Extracted records:
☆ ☆ ☆ ☆ ☆ ☆ ☆
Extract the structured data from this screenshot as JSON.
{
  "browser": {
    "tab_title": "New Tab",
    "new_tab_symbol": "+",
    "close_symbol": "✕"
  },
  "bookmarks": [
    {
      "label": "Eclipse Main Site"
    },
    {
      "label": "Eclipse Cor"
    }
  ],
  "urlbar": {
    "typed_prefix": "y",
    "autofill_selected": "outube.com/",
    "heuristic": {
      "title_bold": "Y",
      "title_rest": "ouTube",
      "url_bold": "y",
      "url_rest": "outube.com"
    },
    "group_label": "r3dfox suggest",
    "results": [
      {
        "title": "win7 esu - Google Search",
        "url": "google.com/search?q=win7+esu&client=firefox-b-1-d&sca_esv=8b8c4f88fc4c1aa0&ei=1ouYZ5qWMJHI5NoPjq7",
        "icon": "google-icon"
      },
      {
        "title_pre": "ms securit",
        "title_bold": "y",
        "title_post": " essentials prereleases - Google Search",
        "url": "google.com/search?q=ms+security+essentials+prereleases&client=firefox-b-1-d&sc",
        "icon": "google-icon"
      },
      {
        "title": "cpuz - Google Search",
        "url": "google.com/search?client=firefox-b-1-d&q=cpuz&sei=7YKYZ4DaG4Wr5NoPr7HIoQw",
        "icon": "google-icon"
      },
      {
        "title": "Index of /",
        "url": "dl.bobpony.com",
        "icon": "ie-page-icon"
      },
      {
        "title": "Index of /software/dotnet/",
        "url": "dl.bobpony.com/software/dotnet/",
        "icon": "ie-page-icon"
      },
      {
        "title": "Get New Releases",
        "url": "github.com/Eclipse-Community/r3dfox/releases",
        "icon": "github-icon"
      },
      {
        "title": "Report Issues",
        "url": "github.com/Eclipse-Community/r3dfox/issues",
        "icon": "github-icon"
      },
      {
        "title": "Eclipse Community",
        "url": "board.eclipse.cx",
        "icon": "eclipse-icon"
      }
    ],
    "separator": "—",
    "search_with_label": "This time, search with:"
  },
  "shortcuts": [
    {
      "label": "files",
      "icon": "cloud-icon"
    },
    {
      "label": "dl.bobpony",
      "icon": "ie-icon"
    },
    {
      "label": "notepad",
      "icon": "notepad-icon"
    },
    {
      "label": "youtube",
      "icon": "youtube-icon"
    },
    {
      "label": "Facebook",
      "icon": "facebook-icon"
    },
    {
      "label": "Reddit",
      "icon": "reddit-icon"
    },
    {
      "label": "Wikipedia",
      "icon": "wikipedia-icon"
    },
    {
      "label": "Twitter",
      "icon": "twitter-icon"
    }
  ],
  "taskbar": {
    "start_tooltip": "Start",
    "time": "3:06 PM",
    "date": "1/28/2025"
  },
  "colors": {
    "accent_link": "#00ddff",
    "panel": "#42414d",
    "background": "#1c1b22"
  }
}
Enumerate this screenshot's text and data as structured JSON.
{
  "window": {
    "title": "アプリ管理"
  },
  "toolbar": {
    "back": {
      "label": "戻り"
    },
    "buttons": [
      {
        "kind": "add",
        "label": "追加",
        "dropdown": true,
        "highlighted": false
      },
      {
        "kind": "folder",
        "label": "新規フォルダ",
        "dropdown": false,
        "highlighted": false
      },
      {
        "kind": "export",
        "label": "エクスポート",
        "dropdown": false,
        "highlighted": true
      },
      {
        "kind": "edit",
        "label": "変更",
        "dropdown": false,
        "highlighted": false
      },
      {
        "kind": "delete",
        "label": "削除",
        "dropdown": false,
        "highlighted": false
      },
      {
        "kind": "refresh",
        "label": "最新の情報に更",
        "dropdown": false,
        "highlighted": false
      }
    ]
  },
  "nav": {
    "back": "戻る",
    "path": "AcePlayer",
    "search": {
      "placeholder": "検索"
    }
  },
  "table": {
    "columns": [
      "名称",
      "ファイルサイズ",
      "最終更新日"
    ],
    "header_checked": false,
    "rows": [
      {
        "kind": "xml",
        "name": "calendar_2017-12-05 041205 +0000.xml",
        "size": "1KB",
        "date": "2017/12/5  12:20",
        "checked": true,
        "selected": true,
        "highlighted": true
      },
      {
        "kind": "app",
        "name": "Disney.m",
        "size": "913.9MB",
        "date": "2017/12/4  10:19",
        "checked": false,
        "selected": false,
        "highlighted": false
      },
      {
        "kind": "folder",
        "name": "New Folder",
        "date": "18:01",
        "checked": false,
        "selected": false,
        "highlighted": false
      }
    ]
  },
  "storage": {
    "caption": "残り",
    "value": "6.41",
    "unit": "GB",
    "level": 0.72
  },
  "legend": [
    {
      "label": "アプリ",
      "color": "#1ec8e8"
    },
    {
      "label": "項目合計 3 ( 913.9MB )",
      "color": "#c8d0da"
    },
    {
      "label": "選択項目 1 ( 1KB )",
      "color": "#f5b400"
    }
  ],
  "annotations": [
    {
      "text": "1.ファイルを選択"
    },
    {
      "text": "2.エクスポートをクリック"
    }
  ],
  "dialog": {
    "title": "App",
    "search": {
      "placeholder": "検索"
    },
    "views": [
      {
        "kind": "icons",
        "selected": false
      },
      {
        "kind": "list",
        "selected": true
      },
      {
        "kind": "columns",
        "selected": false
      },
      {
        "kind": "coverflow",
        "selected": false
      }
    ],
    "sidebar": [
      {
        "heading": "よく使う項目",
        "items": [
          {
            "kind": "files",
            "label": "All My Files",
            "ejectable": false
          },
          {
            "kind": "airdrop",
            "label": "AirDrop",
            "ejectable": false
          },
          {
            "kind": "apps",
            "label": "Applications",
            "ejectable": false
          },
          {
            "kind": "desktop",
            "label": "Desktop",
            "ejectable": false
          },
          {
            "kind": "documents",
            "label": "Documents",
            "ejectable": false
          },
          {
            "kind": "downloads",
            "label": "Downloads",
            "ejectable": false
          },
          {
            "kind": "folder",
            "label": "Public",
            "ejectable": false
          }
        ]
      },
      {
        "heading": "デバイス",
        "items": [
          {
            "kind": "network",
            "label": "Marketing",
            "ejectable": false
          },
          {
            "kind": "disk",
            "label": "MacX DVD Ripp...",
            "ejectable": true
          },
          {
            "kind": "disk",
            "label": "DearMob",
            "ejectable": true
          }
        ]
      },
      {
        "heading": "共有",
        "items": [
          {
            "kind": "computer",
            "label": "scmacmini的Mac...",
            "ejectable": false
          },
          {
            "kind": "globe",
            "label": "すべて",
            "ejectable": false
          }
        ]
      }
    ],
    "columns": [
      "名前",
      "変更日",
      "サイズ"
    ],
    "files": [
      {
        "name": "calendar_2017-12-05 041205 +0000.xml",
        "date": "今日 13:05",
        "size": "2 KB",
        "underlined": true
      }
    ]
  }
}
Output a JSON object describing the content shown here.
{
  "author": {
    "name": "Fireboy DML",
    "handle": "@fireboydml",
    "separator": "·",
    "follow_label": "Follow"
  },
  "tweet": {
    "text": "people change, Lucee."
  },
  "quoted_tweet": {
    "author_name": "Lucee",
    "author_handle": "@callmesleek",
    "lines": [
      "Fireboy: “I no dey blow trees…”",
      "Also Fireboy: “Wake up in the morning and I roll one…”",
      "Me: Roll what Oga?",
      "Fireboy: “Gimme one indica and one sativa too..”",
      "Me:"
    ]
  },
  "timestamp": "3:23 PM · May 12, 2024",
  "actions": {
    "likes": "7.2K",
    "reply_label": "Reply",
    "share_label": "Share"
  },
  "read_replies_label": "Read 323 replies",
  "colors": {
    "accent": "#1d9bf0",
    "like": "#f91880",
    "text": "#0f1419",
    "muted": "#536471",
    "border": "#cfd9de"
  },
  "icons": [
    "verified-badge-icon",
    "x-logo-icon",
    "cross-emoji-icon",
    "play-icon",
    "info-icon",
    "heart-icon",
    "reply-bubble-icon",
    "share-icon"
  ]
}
☆ ☆ ☆ ☆ ☆ ☆ ☆
**What to work on**
Extract lines where the string "essentials" occurs.

**Complete response**
        "title_post": " essentials prereleases - Google Search",
        "url": "google.com/search?q=ms+security+essentials+prereleases&client=firefox-b-1-d&sc",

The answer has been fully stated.